+++ Information shown

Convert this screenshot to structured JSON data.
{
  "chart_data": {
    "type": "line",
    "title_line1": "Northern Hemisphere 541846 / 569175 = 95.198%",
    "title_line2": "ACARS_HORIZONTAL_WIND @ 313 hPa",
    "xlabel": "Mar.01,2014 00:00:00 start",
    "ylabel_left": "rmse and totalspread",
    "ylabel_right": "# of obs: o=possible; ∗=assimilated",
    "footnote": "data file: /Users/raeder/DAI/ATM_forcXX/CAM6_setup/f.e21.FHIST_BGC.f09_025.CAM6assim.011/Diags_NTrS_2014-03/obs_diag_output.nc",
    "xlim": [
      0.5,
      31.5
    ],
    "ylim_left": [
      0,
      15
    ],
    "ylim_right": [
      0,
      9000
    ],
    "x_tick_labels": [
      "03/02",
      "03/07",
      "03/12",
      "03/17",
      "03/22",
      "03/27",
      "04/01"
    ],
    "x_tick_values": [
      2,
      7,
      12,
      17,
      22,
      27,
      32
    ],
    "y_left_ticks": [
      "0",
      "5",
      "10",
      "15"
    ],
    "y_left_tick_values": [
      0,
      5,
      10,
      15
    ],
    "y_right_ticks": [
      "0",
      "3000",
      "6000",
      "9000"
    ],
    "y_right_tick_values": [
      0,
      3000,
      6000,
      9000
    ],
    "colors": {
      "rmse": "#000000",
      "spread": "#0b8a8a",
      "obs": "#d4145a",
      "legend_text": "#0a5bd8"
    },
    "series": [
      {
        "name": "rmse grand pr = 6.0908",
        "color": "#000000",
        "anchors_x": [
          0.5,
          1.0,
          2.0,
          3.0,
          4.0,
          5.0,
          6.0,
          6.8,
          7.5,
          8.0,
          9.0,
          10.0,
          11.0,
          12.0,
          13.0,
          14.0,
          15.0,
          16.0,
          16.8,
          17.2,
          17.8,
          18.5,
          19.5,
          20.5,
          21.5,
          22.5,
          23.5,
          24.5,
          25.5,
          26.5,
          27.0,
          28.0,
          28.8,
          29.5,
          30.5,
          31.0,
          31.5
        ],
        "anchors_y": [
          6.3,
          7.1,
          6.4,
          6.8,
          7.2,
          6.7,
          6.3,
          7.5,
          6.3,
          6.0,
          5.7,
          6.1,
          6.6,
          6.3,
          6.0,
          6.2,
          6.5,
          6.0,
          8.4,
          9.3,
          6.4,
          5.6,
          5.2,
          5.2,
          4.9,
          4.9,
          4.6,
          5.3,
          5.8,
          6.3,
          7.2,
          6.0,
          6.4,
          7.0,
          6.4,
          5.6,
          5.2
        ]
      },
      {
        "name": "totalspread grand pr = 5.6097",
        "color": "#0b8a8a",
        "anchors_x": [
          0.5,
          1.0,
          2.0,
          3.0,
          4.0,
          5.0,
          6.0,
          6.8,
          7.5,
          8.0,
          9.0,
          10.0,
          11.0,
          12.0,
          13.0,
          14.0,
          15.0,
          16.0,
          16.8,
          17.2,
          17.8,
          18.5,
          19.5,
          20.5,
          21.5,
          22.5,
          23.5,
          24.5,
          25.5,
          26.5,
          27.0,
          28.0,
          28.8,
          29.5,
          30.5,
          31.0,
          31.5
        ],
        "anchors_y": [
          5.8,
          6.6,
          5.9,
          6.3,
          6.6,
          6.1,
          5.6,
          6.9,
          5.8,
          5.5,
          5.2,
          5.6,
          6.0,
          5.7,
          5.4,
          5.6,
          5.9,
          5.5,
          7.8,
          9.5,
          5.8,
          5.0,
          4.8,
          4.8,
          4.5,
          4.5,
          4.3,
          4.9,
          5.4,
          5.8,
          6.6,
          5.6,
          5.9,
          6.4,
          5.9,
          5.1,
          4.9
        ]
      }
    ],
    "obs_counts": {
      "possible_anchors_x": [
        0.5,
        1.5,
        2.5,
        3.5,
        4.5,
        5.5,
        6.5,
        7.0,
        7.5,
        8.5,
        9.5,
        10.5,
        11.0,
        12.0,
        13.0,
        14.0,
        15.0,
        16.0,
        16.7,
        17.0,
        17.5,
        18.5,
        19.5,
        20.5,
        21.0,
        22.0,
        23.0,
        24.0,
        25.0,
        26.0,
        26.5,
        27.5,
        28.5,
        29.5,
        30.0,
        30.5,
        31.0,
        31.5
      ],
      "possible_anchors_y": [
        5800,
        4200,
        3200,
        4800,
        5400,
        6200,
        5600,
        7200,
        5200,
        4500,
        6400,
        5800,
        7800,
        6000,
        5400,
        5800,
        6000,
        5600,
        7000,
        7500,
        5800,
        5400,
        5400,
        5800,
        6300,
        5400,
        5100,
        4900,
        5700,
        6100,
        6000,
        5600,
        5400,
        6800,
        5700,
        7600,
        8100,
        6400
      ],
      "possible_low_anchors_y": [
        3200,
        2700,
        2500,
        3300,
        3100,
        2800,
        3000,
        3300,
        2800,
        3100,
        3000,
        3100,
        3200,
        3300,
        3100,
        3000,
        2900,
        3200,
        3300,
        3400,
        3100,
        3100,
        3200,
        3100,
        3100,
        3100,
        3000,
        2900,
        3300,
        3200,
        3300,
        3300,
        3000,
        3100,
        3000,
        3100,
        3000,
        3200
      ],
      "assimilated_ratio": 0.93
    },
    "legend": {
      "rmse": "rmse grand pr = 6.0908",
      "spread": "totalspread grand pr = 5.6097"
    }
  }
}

++++++

**Problem requirements**
Copy out each line exactly as written.

**Complete response**
Convert this screenshot to structured JSON data.
{
  "chart_data": {
    "type": "line",
    "title_line1": "Northern Hemisphere 541846 / 569175 = 95.198%",
    "title_line2": "ACARS_HORIZONTAL_WIND @ 313 hPa",
    "xlabel": "Mar.01,2014 00:00:00 start",
    "ylabel_left": "rmse and totalspread",
    "ylabel_right": "# of obs: o=possible; ∗=assimilated",
    "footnote": "data file: /Users/raeder/DAI/ATM_forcXX/CAM6_setup/f.e21.FHIST_BGC.f09_025.CAM6assim.011/Diags_NTrS_2014-03/obs_diag_output.nc",
    "xlim": [
      0.5,
      31.5
    ],
    "ylim_left": [
      0,
      15
    ],
    "ylim_right": [
      0,
      9000
    ],
    "x_tick_labels": [
      "03/02",
      "03/07",
      "03/12",
      "03/17",
      "03/22",
      "03/27",
      "04/01"
    ],
    "x_tick_values": [
      2,
      7,
      12,
      17,
      22,
      27,
      32
    ],
    "y_left_ticks": [
      "0",
      "5",
      "10",
      "15"
    ],
    "y_left_tick_values": [
      0,
      5,
      10,
      15
    ],
    "y_right_ticks": [
      "0",
      "3000",
      "6000",
      "9000"
    ],
    "y_right_tick_values": [
      0,
      3000,
      6000,
      9000
    ],
    "colors": {
      "rmse": "#000000",
      "spread": "#0b8a8a",
      "obs": "#d4145a",
      "legend_text": "#0a5bd8"
    },
    "series": [
      {
        "name": "rmse grand pr = 6.0908",
        "color": "#000000",
        "anchors_x": [
          0.5,
          1.0,
          2.0,
          3.0,
          4.0,
          5.0,
          6.0,
          6.8,
          7.5,
          8.0,
          9.0,
          10.0,
          11.0,
          12.0,
          13.0,
          14.0,
          15.0,
          16.0,
          16.8,
          17.2,
          17.8,
          18.5,
          19.5,
          20.5,
          21.5,
          22.5,
          23.5,
          24.5,
          25.5,
          26.5,
          27.0,
          28.0,
          28.8,
          29.5,
          30.5,
          31.0,
          31.5
        ],
        "anchors_y": [
          6.3,
          7.1,
          6.4,
          6.8,
          7.2,
          6.7,
          6.3,
          7.5,
          6.3,
          6.0,
          5.7,
          6.1,
          6.6,
          6.3,
          6.0,
          6.2,
          6.5,
          6.0,
          8.4,
          9.3,
          6.4,
          5.6,
          5.2,
          5.2,
          4.9,
          4.9,
          4.6,
          5.3,
          5.8,
          6.3,
          7.2,
          6.0,
          6.4,
          7.0,
          6.4,
          5.6,
          5.2
        ]
      },
      {
        "name": "totalspread grand pr = 5.6097",
        "color": "#0b8a8a",
        "anchors_x": [
          0.5,
          1.0,
          2.0,
          3.0,
          4.0,
          5.0,
          6.0,
          6.8,
          7.5,
          8.0,
          9.0,
          10.0,
          11.0,
          12.0,
          13.0,
          14.0,
          15.0,
          16.0,
          16.8,
          17.2,
          17.8,
          18.5,
          19.5,
          20.5,
          21.5,
          22.5,
          23.5,
          24.5,
          25.5,
          26.5,
          27.0,
          28.0,
          28.8,
          29.5,
          30.5,
          31.0,
          31.5
        ],
        "anchors_y": [
          5.8,
          6.6,
          5.9,
          6.3,
          6.6,
          6.1,
          5.6,
          6.9,
          5.8,
          5.5,
          5.2,
          5.6,
          6.0,
          5.7,
          5.4,
          5.6,
          5.9,
          5.5,
          7.8,
          9.5,
          5.8,
          5.0,
          4.8,
          4.8,
          4.5,
          4.5,
          4.3,
          4.9,
          5.4,
          5.8,
          6.6,
          5.6,
          5.9,
          6.4,
          5.9,
          5.1,
          4.9
        ]
      }
    ],
    "obs_counts": {
      "possible_anchors_x": [
        0.5,
        1.5,
        2.5,
        3.5,
        4.5,
        5.5,
        6.5,
        7.0,
        7.5,
        8.5,
        9.5,
        10.5,
        11.0,
        12.0,
        13.0,
        14.0,
        15.0,
        16.0,
        16.7,
        17.0,
        17.5,
        18.5,
        19.5,
        20.5,
        21.0,
        22.0,
        23.0,
        24.0,
        25.0,
        26.0,
        26.5,
        27.5,
        28.5,
        29.5,
        30.0,
        30.5,
        31.0,
        31.5
      ],
      "possible_anchors_y": [
        5800,
        4200,
        3200,
        4800,
        5400,
        6200,
        5600,
        7200,
        5200,
        4500,
        6400,
        5800,
        7800,
        6000,
        5400,
        5800,
        6000,
        5600,
        7000,
        7500,
        5800,
        5400,
        5400,
        5800,
        6300,
        5400,
        5100,
        4900,
        5700,
        6100,
        6000,
        5600,
        5400,
        6800,
        5700,
        7600,
        8100,
        6400
      ],
      "possible_low_anchors_y": [
        3200,
        2700,
        2500,
        3300,
        3100,
        2800,
        3000,
        3300,
        2800,
        3100,
        3000,
        3100,
        3200,
        3300,
        3100,
        3000,
        2900,
        3200,
        3300,
        3400,
        3100,
        3100,
        3200,
        3100,
        3100,
        3100,
        3000,
        2900,
        3300,
        3200,
        3300,
        3300,
        3000,
        3100,
        3000,
        3100,
        3000,
        3200
      ],
      "assimilated_ratio": 0.93
    },
    "legend": {
      "rmse": "rmse grand pr = 6.0908",
      "spread": "totalspread grand pr = 5.6097"
    }
  }
}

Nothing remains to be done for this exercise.